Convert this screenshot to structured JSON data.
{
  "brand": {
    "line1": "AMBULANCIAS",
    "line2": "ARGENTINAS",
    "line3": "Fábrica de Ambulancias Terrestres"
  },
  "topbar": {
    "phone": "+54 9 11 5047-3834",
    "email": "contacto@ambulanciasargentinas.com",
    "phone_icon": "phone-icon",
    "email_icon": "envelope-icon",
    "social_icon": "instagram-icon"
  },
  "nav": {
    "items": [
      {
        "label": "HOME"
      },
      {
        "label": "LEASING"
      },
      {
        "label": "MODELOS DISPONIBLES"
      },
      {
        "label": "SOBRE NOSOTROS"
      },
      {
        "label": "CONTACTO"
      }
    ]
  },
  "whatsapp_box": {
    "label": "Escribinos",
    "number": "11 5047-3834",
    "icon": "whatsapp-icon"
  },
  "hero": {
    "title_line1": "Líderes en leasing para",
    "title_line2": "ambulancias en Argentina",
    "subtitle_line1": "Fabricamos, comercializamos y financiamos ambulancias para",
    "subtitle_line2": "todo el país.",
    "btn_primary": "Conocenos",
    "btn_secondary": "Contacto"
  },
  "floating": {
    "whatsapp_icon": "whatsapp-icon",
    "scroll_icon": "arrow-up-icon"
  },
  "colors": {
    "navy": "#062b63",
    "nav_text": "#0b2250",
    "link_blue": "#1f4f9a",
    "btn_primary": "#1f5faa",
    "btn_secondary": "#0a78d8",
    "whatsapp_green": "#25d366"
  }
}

::::

TASK PROMPT
Show the lines that mention the word "label".

RESPONSE TO THIS TASK
        "label": "HOME"
        "label": "LEASING"
        "label": "MODELOS DISPONIBLES"
        "label": "SOBRE NOSOTROS"
        "label": "CONTACTO"
    "label": "Escribinos",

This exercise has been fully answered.